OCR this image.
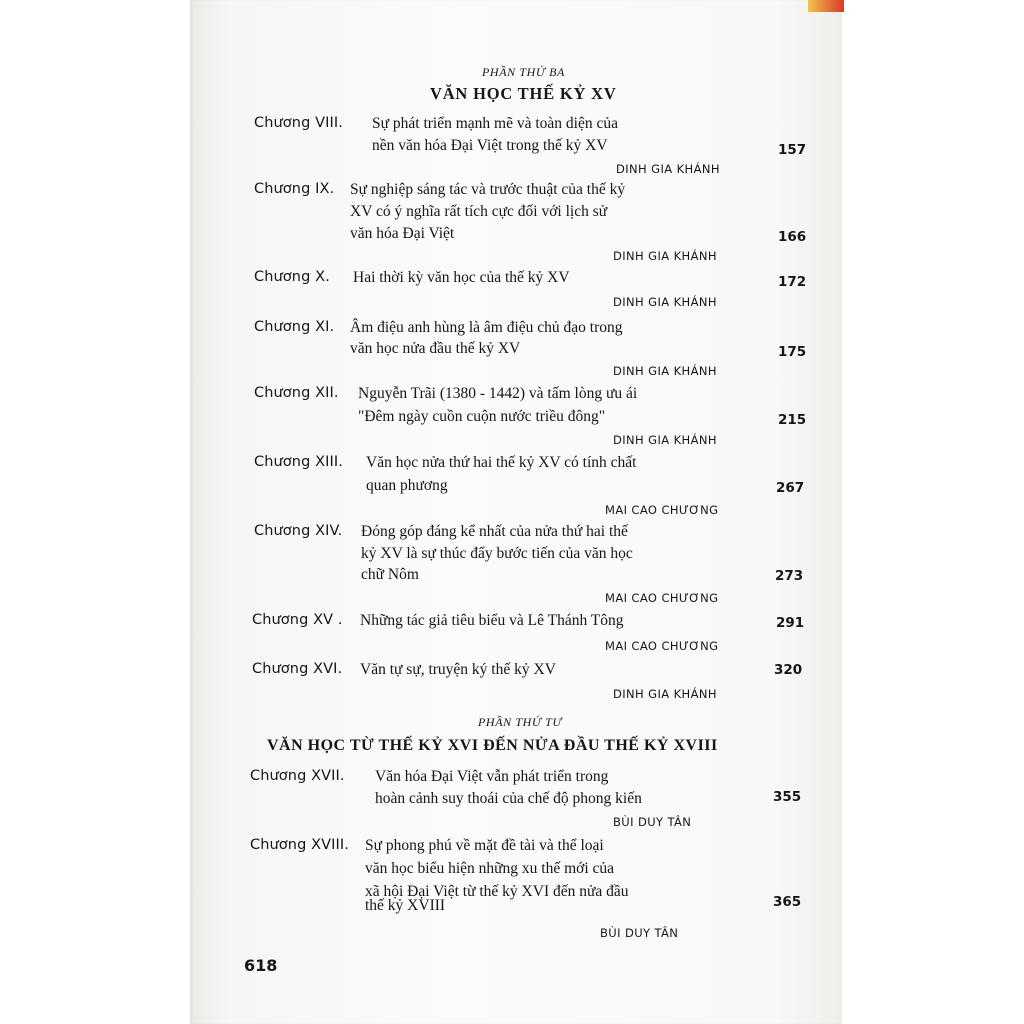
PHẦN THỨ BA
VĂN HỌC THẾ KỶ XV
Chương VIII. Sự phát triển mạnh mẽ và toàn diện của
nền văn hóa Đại Việt trong thế kỷ XV	157
DINH GIA KHÁNH
Chương IX. Sự nghiệp sáng tác và trước thuật của thế kỷ
XV có ý nghĩa rất tích cực đối với lịch sử
văn hóa Đại Việt	166
DINH GIA KHÁNH
Chương X. Hai thời kỳ văn học của thế kỷ XV	172
DINH GIA KHÁNH
Chương XI. Âm điệu anh hùng là âm điệu chủ đạo trong
văn học nửa đầu thế kỷ XV	175
DINH GIA KHÁNH
Chương XII. Nguyễn Trãi (1380 - 1442) và tấm lòng ưu ái
"Đêm ngày cuồn cuộn nước triều đông"	215
DINH GIA KHÁNH
Chương XIII. Văn học nửa thứ hai thế kỷ XV có tính chất
quan phương	267
MAI CAO CHƯƠNG
Chương XIV. Đóng góp đáng kể nhất của nửa thứ hai thế
kỷ XV là sự thúc đẩy bước tiến của văn học
chữ Nôm	273
MAI CAO CHƯƠNG
Chương XV . Những tác giả tiêu biểu và Lê Thánh Tông	291
MAI CAO CHƯƠNG
Chương XVI. Văn tự sự, truyện ký thế kỷ XV	320
DINH GIA KHÁNH
PHẦN THỨ TƯ
VĂN HỌC TỪ THẾ KỶ XVI ĐẾN NỬA ĐẦU THẾ KỶ XVIII
Chương XVII. Văn hóa Đại Việt vẫn phát triển trong
hoàn cảnh suy thoái của chế độ phong kiến	355
BÙI DUY TÂN
Chương XVIII. Sự phong phú về mặt đề tài và thể loại
văn học biểu hiện những xu thế mới của
xã hội Đại Việt từ thế kỷ XVI đến nửa đầu
thế kỷ XVIII	365
BÙI DUY TÂN
618
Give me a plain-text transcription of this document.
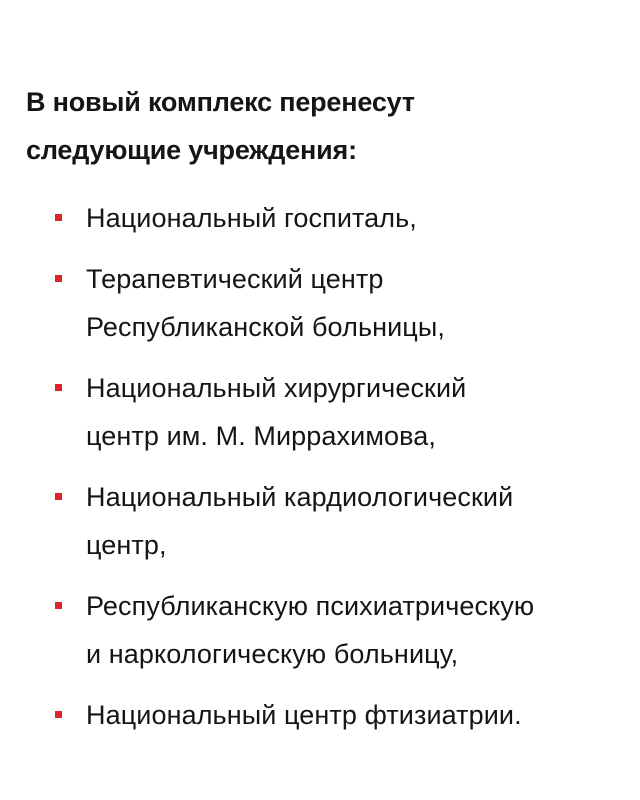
В новый комплекс перенесут
следующие учреждения:
Национальный госпиталь,
Терапевтический центр
Республиканской больницы,
Национальный хирургический
центр им. М. Миррахимова,
Национальный кардиологический
центр,
Республиканскую психиатрическую
и наркологическую больницу,
Национальный центр фтизиатрии.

====

• WHAT IS BEING ASKED:
Looking at the material above, count the lines containing the string "trong" and reply with the count alone.

• COMPLETE OUTPUT:
3